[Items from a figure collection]
# # # # # # #
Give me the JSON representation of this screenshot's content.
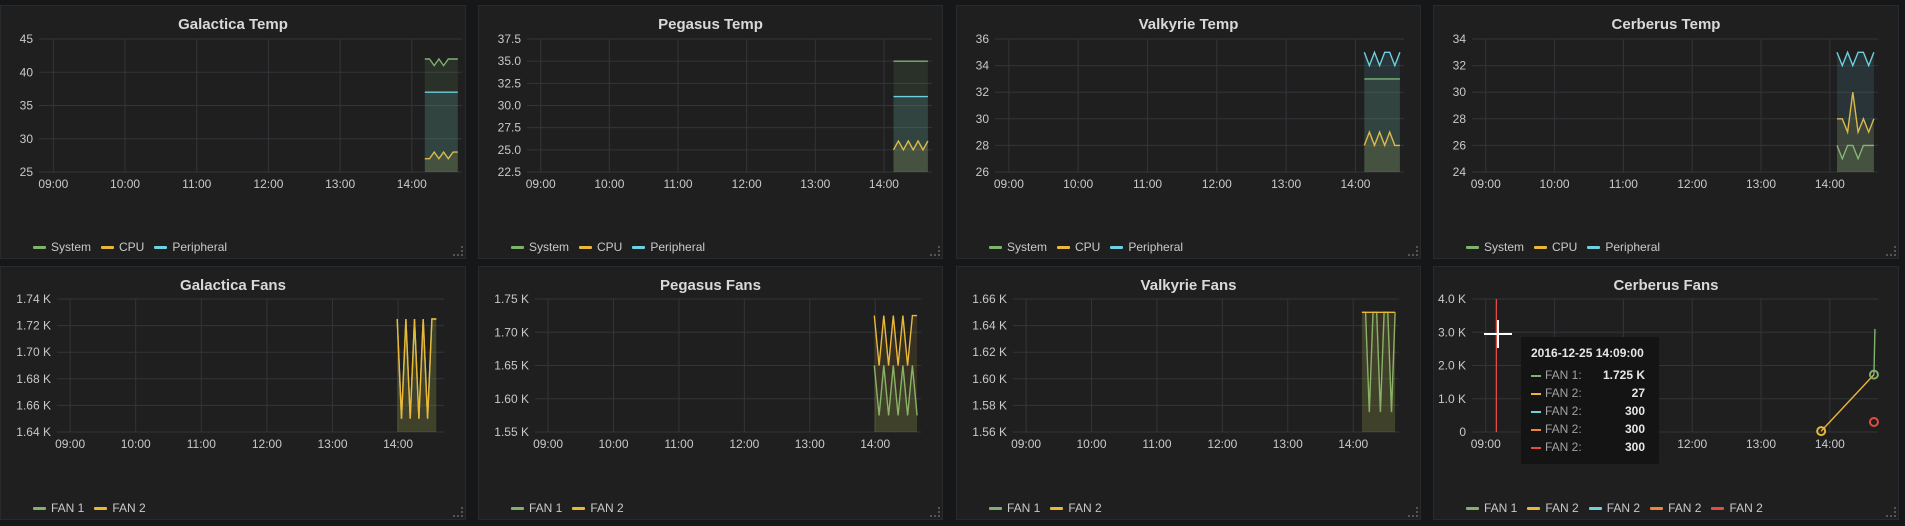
{
  "colors": {
    "green": "#7eb26d",
    "yellow": "#eab839",
    "cyan": "#6ed0e0",
    "orange": "#ef843c",
    "red": "#e24d42"
  },
  "tooltip": {
    "time": "2016-12-25 14:09:00",
    "rows": [
      {
        "label": "FAN 1:",
        "value": "1.725 K",
        "color": "#7eb26d"
      },
      {
        "label": "FAN 2:",
        "value": "27",
        "color": "#eab839"
      },
      {
        "label": "FAN 2:",
        "value": "300",
        "color": "#6ed0e0"
      },
      {
        "label": "FAN 2:",
        "value": "300",
        "color": "#ef843c"
      },
      {
        "label": "FAN 2:",
        "value": "300",
        "color": "#e24d42"
      }
    ]
  },
  "chart_data": [
    {
      "title": "Galactica Temp",
      "type": "line",
      "x_ticks": [
        "09:00",
        "10:00",
        "11:00",
        "12:00",
        "13:00",
        "14:00"
      ],
      "y_ticks": [
        "25",
        "30",
        "35",
        "40",
        "45"
      ],
      "ylim": [
        25,
        45
      ],
      "series": [
        {
          "name": "System",
          "color": "#7eb26d",
          "values": [
            42,
            42,
            41,
            42,
            41,
            42,
            42,
            42
          ]
        },
        {
          "name": "CPU",
          "color": "#eab839",
          "values": [
            27,
            27,
            28,
            27,
            28,
            27,
            28,
            28
          ]
        },
        {
          "name": "Peripheral",
          "color": "#6ed0e0",
          "values": [
            37,
            37,
            37,
            37,
            37,
            37,
            37,
            37
          ]
        }
      ]
    },
    {
      "title": "Pegasus Temp",
      "type": "line",
      "x_ticks": [
        "09:00",
        "10:00",
        "11:00",
        "12:00",
        "13:00",
        "14:00"
      ],
      "y_ticks": [
        "22.5",
        "25.0",
        "27.5",
        "30.0",
        "32.5",
        "35.0",
        "37.5"
      ],
      "ylim": [
        22.5,
        37.5
      ],
      "series": [
        {
          "name": "System",
          "color": "#7eb26d",
          "values": [
            35,
            35,
            35,
            35,
            35,
            35,
            35,
            35
          ]
        },
        {
          "name": "CPU",
          "color": "#eab839",
          "values": [
            25,
            26,
            25,
            26,
            25,
            26,
            25,
            26
          ]
        },
        {
          "name": "Peripheral",
          "color": "#6ed0e0",
          "values": [
            31,
            31,
            31,
            31,
            31,
            31,
            31,
            31
          ]
        }
      ]
    },
    {
      "title": "Valkyrie Temp",
      "type": "line",
      "x_ticks": [
        "09:00",
        "10:00",
        "11:00",
        "12:00",
        "13:00",
        "14:00"
      ],
      "y_ticks": [
        "26",
        "28",
        "30",
        "32",
        "34",
        "36"
      ],
      "ylim": [
        26,
        36
      ],
      "series": [
        {
          "name": "System",
          "color": "#7eb26d",
          "values": [
            33,
            33,
            33,
            33,
            33,
            33,
            33,
            33
          ]
        },
        {
          "name": "CPU",
          "color": "#eab839",
          "values": [
            28,
            29,
            28,
            29,
            28,
            29,
            28,
            28
          ]
        },
        {
          "name": "Peripheral",
          "color": "#6ed0e0",
          "values": [
            35,
            34,
            35,
            34,
            35,
            35,
            34,
            35
          ]
        }
      ]
    },
    {
      "title": "Cerberus Temp",
      "type": "line",
      "x_ticks": [
        "09:00",
        "10:00",
        "11:00",
        "12:00",
        "13:00",
        "14:00"
      ],
      "y_ticks": [
        "24",
        "26",
        "28",
        "30",
        "32",
        "34"
      ],
      "ylim": [
        24,
        34
      ],
      "series": [
        {
          "name": "System",
          "color": "#7eb26d",
          "values": [
            26,
            25,
            26,
            26,
            25,
            26,
            26,
            26
          ]
        },
        {
          "name": "CPU",
          "color": "#eab839",
          "values": [
            28,
            28,
            27,
            30,
            27,
            28,
            27,
            28
          ]
        },
        {
          "name": "Peripheral",
          "color": "#6ed0e0",
          "values": [
            33,
            32,
            33,
            32,
            33,
            33,
            32,
            33
          ]
        }
      ]
    },
    {
      "title": "Galactica Fans",
      "type": "line",
      "x_ticks": [
        "09:00",
        "10:00",
        "11:00",
        "12:00",
        "13:00",
        "14:00"
      ],
      "y_ticks": [
        "1.64 K",
        "1.66 K",
        "1.68 K",
        "1.70 K",
        "1.72 K",
        "1.74 K"
      ],
      "ylim": [
        1640,
        1740
      ],
      "series": [
        {
          "name": "FAN 1",
          "color": "#7eb26d",
          "values": [
            1725,
            1650,
            1725,
            1650,
            1725,
            1650,
            1725,
            1650,
            1725,
            1725
          ]
        },
        {
          "name": "FAN 2",
          "color": "#eab839",
          "values": [
            1725,
            1650,
            1725,
            1650,
            1725,
            1650,
            1725,
            1650,
            1725,
            1725
          ]
        }
      ]
    },
    {
      "title": "Pegasus Fans",
      "type": "line",
      "x_ticks": [
        "09:00",
        "10:00",
        "11:00",
        "12:00",
        "13:00",
        "14:00"
      ],
      "y_ticks": [
        "1.55 K",
        "1.60 K",
        "1.65 K",
        "1.70 K",
        "1.75 K"
      ],
      "ylim": [
        1550,
        1750
      ],
      "series": [
        {
          "name": "FAN 1",
          "color": "#7eb26d",
          "values": [
            1650,
            1575,
            1650,
            1575,
            1650,
            1575,
            1650,
            1575,
            1650,
            1575
          ]
        },
        {
          "name": "FAN 2",
          "color": "#eab839",
          "values": [
            1725,
            1650,
            1725,
            1650,
            1725,
            1650,
            1725,
            1650,
            1725,
            1725
          ]
        }
      ]
    },
    {
      "title": "Valkyrie Fans",
      "type": "line",
      "x_ticks": [
        "09:00",
        "10:00",
        "11:00",
        "12:00",
        "13:00",
        "14:00"
      ],
      "y_ticks": [
        "1.56 K",
        "1.58 K",
        "1.60 K",
        "1.62 K",
        "1.64 K",
        "1.66 K"
      ],
      "ylim": [
        1560,
        1660
      ],
      "series": [
        {
          "name": "FAN 1",
          "color": "#7eb26d",
          "values": [
            1650,
            1650,
            1575,
            1650,
            1650,
            1575,
            1650,
            1650,
            1575,
            1650
          ]
        },
        {
          "name": "FAN 2",
          "color": "#eab839",
          "values": [
            1650,
            1650,
            1650,
            1650,
            1650,
            1650,
            1650,
            1650,
            1650,
            1650
          ]
        }
      ]
    },
    {
      "title": "Cerberus Fans",
      "type": "line",
      "x_ticks": [
        "09:00",
        "10:00",
        "11:00",
        "12:00",
        "13:00",
        "14:00"
      ],
      "y_ticks": [
        "0",
        "1.0 K",
        "2.0 K",
        "3.0 K",
        "4.0 K"
      ],
      "ylim": [
        0,
        4000
      ],
      "series": [
        {
          "name": "FAN 1",
          "color": "#7eb26d",
          "values": [
            1725,
            3100
          ]
        },
        {
          "name": "FAN 2",
          "color": "#eab839",
          "values": [
            27,
            1725
          ]
        },
        {
          "name": "FAN 2",
          "color": "#6ed0e0",
          "values": [
            300,
            300
          ]
        },
        {
          "name": "FAN 2",
          "color": "#ef843c",
          "values": [
            300,
            300
          ]
        },
        {
          "name": "FAN 2",
          "color": "#e24d42",
          "values": [
            300,
            300
          ]
        }
      ]
    }
  ]
}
# # # # # # #
#### EXERCISE TASK:
Take every line above carrying "Galactica" and return it.

#### SOLUTION:
      "title": "Galactica Temp",
      "title": "Galactica Fans",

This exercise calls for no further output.